## [Problem details]
Extract all lines containing "Read".

• • •

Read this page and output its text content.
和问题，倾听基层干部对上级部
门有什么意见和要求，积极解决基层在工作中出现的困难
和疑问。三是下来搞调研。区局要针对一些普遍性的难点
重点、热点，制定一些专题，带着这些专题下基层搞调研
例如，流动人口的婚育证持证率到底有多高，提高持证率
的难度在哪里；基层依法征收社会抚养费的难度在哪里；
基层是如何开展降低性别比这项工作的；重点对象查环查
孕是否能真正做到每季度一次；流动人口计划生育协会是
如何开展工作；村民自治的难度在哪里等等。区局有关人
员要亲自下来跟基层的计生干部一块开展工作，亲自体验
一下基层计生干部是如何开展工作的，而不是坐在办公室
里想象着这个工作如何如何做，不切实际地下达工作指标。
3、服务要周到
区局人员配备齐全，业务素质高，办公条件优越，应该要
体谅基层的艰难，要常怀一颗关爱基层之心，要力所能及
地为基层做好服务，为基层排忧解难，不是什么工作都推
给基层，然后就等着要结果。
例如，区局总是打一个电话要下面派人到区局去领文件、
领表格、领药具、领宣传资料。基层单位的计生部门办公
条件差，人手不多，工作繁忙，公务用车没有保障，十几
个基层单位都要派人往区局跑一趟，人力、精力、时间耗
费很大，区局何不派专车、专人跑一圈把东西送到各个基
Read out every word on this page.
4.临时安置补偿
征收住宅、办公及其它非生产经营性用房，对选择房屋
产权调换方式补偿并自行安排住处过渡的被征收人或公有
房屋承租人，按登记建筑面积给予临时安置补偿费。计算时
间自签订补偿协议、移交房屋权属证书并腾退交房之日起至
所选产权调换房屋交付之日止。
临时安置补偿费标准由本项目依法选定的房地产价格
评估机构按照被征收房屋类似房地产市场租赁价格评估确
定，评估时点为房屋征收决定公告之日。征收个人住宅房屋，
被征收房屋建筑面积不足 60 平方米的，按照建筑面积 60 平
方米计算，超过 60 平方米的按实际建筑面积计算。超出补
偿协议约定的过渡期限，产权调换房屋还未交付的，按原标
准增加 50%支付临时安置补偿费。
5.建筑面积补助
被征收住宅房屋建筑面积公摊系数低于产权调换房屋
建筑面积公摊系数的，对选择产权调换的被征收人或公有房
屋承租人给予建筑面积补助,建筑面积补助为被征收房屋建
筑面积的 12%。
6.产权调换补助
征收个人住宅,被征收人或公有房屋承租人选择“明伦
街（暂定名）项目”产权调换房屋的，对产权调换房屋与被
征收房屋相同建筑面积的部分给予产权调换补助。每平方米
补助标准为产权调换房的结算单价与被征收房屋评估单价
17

• • •

## [Exercise answer]
Read this page and output its text content.
Read out every word on this page.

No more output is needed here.